*Objective*. Word for word, restate every line of the material.
--------------------------------
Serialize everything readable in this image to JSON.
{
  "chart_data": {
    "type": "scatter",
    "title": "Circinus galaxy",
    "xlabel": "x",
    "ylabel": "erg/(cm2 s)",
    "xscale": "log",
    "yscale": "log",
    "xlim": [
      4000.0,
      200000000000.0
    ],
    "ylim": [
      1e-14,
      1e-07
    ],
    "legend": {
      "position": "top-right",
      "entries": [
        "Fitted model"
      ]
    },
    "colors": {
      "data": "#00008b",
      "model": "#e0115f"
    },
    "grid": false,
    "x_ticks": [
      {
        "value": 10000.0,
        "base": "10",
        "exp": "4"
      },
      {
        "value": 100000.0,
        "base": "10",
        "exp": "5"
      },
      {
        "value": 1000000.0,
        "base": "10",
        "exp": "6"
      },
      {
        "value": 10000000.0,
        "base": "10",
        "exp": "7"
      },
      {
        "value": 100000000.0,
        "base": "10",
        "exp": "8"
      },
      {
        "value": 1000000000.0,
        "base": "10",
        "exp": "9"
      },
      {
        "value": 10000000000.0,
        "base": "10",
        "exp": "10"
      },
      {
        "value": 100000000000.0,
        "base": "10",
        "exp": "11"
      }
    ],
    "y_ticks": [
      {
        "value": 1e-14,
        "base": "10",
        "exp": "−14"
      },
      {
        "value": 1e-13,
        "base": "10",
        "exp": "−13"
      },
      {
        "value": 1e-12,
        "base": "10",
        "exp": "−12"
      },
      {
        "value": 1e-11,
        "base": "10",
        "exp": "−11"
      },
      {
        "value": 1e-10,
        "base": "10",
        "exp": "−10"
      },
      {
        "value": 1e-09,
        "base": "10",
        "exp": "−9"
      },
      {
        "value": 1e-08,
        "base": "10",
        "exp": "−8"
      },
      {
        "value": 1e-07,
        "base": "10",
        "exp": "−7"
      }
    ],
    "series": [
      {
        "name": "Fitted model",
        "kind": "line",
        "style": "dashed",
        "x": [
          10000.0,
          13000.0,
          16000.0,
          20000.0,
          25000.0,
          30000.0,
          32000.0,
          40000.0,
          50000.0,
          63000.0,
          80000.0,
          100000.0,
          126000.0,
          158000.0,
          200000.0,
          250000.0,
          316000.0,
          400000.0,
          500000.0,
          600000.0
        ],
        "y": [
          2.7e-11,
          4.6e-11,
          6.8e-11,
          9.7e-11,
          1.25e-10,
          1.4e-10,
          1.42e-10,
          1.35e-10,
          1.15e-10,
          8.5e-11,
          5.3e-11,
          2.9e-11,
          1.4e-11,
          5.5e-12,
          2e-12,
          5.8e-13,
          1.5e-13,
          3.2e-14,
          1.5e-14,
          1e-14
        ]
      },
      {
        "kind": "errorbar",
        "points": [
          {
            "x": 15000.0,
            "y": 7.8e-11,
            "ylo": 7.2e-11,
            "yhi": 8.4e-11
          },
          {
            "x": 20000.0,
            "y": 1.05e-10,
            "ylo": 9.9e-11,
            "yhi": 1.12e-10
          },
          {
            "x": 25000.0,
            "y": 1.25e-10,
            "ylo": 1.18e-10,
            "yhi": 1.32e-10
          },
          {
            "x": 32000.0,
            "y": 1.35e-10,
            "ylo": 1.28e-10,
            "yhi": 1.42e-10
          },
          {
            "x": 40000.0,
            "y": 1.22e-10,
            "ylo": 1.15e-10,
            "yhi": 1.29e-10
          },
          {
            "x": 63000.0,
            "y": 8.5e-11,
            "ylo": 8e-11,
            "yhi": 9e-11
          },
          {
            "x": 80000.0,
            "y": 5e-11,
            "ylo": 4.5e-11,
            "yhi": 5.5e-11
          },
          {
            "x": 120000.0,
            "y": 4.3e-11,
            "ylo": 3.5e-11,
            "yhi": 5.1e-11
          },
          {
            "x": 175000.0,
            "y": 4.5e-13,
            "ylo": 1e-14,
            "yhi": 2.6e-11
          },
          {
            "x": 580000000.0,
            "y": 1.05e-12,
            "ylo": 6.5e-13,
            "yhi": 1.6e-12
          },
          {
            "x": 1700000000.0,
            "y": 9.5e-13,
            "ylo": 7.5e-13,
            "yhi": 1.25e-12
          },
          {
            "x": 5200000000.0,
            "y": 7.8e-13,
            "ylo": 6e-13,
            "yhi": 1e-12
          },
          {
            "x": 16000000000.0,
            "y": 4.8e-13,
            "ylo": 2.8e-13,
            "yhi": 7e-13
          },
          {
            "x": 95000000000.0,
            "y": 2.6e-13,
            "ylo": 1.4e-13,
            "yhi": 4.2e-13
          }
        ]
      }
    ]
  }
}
--------------------------------
*Problem solution*.
Serialize everything readable in this image to JSON.
{
  "chart_data": {
    "type": "scatter",
    "title": "Circinus galaxy",
    "xlabel": "x",
    "ylabel": "erg/(cm2 s)",
    "xscale": "log",
    "yscale": "log",
    "xlim": [
      4000.0,
      200000000000.0
    ],
    "ylim": [
      1e-14,
      1e-07
    ],
    "legend": {
      "position": "top-right",
      "entries": [
        "Fitted model"
      ]
    },
    "colors": {
      "data": "#00008b",
      "model": "#e0115f"
    },
    "grid": false,
    "x_ticks": [
      {
        "value": 10000.0,
        "base": "10",
        "exp": "4"
      },
      {
        "value": 100000.0,
        "base": "10",
        "exp": "5"
      },
      {
        "value": 1000000.0,
        "base": "10",
        "exp": "6"
      },
      {
        "value": 10000000.0,
        "base": "10",
        "exp": "7"
      },
      {
        "value": 100000000.0,
        "base": "10",
        "exp": "8"
      },
      {
        "value": 1000000000.0,
        "base": "10",
        "exp": "9"
      },
      {
        "value": 10000000000.0,
        "base": "10",
        "exp": "10"
      },
      {
        "value": 100000000000.0,
        "base": "10",
        "exp": "11"
      }
    ],
    "y_ticks": [
      {
        "value": 1e-14,
        "base": "10",
        "exp": "−14"
      },
      {
        "value": 1e-13,
        "base": "10",
        "exp": "−13"
      },
      {
        "value": 1e-12,
        "base": "10",
        "exp": "−12"
      },
      {
        "value": 1e-11,
        "base": "10",
        "exp": "−11"
      },
      {
        "value": 1e-10,
        "base": "10",
        "exp": "−10"
      },
      {
        "value": 1e-09,
        "base": "10",
        "exp": "−9"
      },
      {
        "value": 1e-08,
        "base": "10",
        "exp": "−8"
      },
      {
        "value": 1e-07,
        "base": "10",
        "exp": "−7"
      }
    ],
    "series": [
      {
        "name": "Fitted model",
        "kind": "line",
        "style": "dashed",
        "x": [
          10000.0,
          13000.0,
          16000.0,
          20000.0,
          25000.0,
          30000.0,
          32000.0,
          40000.0,
          50000.0,
          63000.0,
          80000.0,
          100000.0,
          126000.0,
          158000.0,
          200000.0,
          250000.0,
          316000.0,
          400000.0,
          500000.0,
          600000.0
        ],
        "y": [
          2.7e-11,
          4.6e-11,
          6.8e-11,
          9.7e-11,
          1.25e-10,
          1.4e-10,
          1.42e-10,
          1.35e-10,
          1.15e-10,
          8.5e-11,
          5.3e-11,
          2.9e-11,
          1.4e-11,
          5.5e-12,
          2e-12,
          5.8e-13,
          1.5e-13,
          3.2e-14,
          1.5e-14,
          1e-14
        ]
      },
      {
        "kind": "errorbar",
        "points": [
          {
            "x": 15000.0,
            "y": 7.8e-11,
            "ylo": 7.2e-11,
            "yhi": 8.4e-11
          },
          {
            "x": 20000.0,
            "y": 1.05e-10,
            "ylo": 9.9e-11,
            "yhi": 1.12e-10
          },
          {
            "x": 25000.0,
            "y": 1.25e-10,
            "ylo": 1.18e-10,
            "yhi": 1.32e-10
          },
          {
            "x": 32000.0,
            "y": 1.35e-10,
            "ylo": 1.28e-10,
            "yhi": 1.42e-10
          },
          {
            "x": 40000.0,
            "y": 1.22e-10,
            "ylo": 1.15e-10,
            "yhi": 1.29e-10
          },
          {
            "x": 63000.0,
            "y": 8.5e-11,
            "ylo": 8e-11,
            "yhi": 9e-11
          },
          {
            "x": 80000.0,
            "y": 5e-11,
            "ylo": 4.5e-11,
            "yhi": 5.5e-11
          },
          {
            "x": 120000.0,
            "y": 4.3e-11,
            "ylo": 3.5e-11,
            "yhi": 5.1e-11
          },
          {
            "x": 175000.0,
            "y": 4.5e-13,
            "ylo": 1e-14,
            "yhi": 2.6e-11
          },
          {
            "x": 580000000.0,
            "y": 1.05e-12,
            "ylo": 6.5e-13,
            "yhi": 1.6e-12
          },
          {
            "x": 1700000000.0,
            "y": 9.5e-13,
            "ylo": 7.5e-13,
            "yhi": 1.25e-12
          },
          {
            "x": 5200000000.0,
            "y": 7.8e-13,
            "ylo": 6e-13,
            "yhi": 1e-12
          },
          {
            "x": 16000000000.0,
            "y": 4.8e-13,
            "ylo": 2.8e-13,
            "yhi": 7e-13
          },
          {
            "x": 95000000000.0,
            "y": 2.6e-13,
            "ylo": 1.4e-13,
            "yhi": 4.2e-13
          }
        ]
      }
    ]
  }
}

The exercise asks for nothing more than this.